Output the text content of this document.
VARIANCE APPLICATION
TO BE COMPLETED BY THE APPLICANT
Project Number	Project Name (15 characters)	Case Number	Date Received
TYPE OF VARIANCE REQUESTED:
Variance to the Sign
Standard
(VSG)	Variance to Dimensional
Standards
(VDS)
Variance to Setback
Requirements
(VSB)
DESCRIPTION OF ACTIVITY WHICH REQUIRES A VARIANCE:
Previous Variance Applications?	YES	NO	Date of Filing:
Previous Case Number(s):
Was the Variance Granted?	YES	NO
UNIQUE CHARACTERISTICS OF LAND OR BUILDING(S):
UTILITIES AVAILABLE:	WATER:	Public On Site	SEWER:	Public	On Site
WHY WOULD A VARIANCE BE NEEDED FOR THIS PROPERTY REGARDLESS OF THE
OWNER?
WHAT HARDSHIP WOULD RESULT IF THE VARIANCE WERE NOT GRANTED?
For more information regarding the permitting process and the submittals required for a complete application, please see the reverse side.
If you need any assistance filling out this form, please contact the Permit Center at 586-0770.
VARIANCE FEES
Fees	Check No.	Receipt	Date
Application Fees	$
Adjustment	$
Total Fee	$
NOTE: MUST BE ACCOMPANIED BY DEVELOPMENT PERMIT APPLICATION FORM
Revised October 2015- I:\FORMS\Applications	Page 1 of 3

________________

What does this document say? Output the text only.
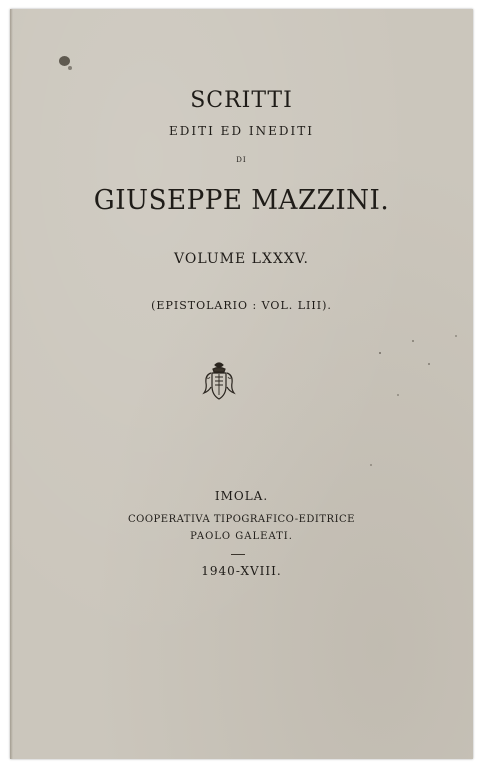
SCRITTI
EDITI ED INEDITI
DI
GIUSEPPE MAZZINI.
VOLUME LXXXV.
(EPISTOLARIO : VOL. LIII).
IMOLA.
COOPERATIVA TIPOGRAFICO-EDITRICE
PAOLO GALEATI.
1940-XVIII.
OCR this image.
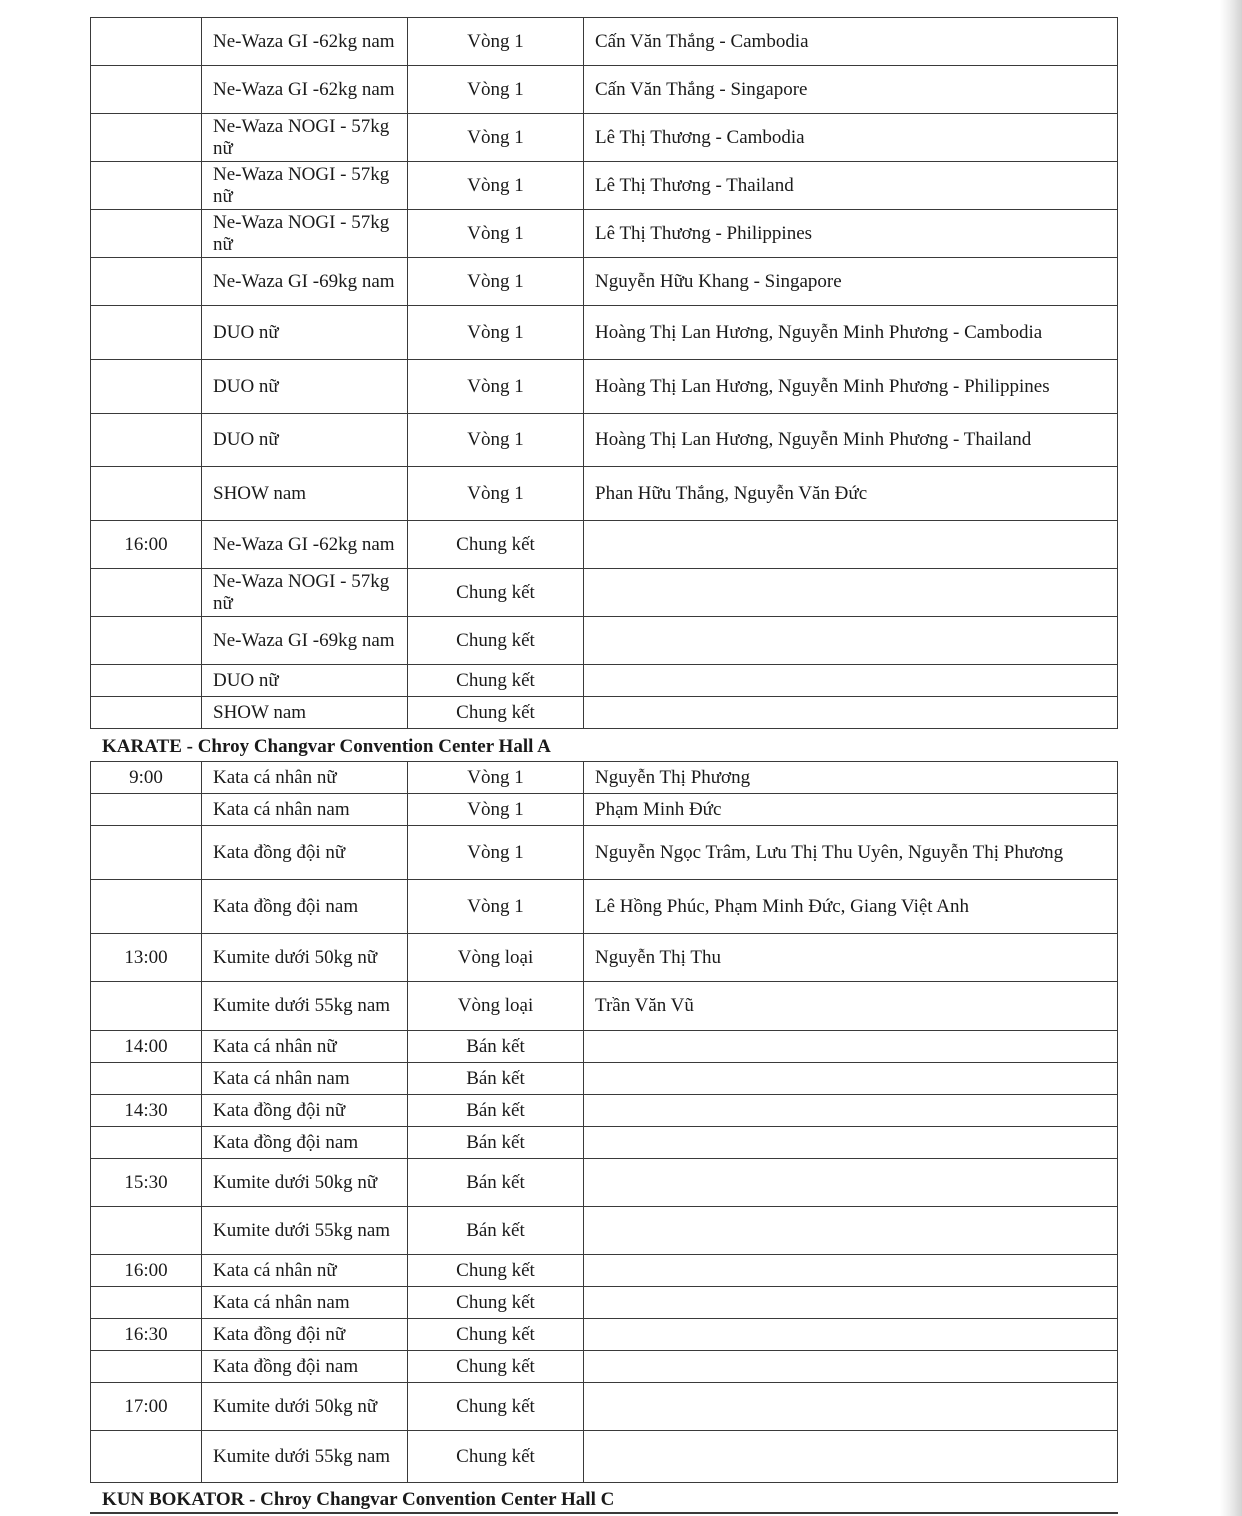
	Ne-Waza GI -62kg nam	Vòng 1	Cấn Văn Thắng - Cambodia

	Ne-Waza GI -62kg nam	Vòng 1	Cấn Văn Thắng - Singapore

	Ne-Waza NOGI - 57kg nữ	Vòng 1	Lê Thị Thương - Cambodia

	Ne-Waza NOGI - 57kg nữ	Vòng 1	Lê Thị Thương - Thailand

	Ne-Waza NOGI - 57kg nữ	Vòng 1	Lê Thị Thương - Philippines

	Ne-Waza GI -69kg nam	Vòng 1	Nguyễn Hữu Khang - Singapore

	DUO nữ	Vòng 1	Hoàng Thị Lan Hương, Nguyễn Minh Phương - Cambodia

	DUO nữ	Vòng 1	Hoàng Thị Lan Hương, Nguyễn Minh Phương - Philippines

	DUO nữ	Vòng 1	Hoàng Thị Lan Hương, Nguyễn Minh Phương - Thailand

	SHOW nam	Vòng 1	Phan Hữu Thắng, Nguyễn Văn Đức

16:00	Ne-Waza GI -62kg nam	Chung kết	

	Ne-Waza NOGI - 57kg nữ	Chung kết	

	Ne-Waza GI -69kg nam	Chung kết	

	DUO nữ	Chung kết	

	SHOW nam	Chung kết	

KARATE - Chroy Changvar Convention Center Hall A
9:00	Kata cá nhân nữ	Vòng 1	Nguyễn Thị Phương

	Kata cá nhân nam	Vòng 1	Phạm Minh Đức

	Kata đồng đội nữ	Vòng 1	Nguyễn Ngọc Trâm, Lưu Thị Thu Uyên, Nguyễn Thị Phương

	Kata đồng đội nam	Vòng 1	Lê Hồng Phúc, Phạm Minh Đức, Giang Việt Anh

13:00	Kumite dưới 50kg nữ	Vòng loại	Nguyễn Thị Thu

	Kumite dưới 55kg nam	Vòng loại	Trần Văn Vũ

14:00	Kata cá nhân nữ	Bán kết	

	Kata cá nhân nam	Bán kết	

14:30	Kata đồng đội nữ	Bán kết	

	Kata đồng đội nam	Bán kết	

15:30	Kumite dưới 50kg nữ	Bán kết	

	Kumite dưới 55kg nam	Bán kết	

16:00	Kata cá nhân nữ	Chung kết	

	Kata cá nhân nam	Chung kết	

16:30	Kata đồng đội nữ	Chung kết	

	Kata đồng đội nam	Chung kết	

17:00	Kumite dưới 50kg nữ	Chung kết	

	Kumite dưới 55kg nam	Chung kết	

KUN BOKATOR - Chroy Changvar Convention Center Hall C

________________

#### [Exercise aim]
Go through the material and copy out every line with "Thailand" in it.

#### [Answer]
	Ne-Waza NOGI - 57kg nữ	Vòng 1	Lê Thị Thương - Thailand
	DUO nữ	Vòng 1	Hoàng Thị Lan Hương, Nguyễn Minh Phương - Thailand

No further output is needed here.